WHAT YOU SHOULD DO :: Set down each record below precisely, skipping the pictures.

RECORDS FOR THE TASK ::
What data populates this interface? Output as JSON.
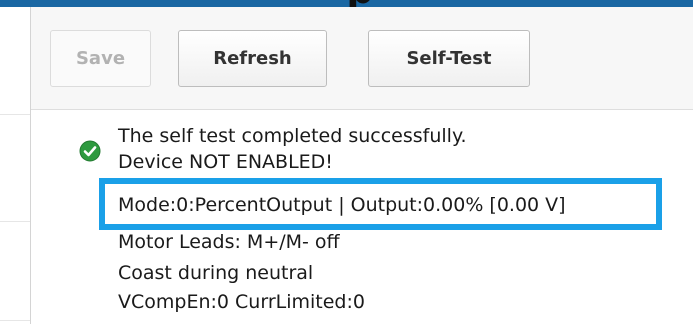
{
  "header": {
    "title": "p"
  },
  "toolbar": {
    "save_label": "Save",
    "refresh_label": "Refresh",
    "self_test_label": "Self-Test"
  },
  "status": {
    "icon": "check-circle-icon",
    "lines": [
      "The self test completed successfully.",
      "Device NOT ENABLED!",
      "Mode:0:PercentOutput | Output:0.00% [0.00 V]",
      "Motor Leads: M+/M- off",
      "Coast during neutral",
      "VCompEn:0 CurrLimited:0"
    ]
  },
  "colors": {
    "top_bar": "#1a67a3",
    "highlight": "#1aa0e8",
    "success": "#2e9a3f"
  }
}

ANSWER TO THIS PROBLEM ::
What data populates this interface? Output as JSON.
{
  "header": {
    "title": "p"
  },
  "toolbar": {
    "save_label": "Save",
    "refresh_label": "Refresh",
    "self_test_label": "Self-Test"
  },
  "status": {
    "icon": "check-circle-icon",
    "lines": [
      "The self test completed successfully.",
      "Device NOT ENABLED!",
      "Mode:0:PercentOutput | Output:0.00% [0.00 V]",
      "Motor Leads: M+/M- off",
      "Coast during neutral",
      "VCompEn:0 CurrLimited:0"
    ]
  },
  "colors": {
    "top_bar": "#1a67a3",
    "highlight": "#1aa0e8",
    "success": "#2e9a3f"
  }
}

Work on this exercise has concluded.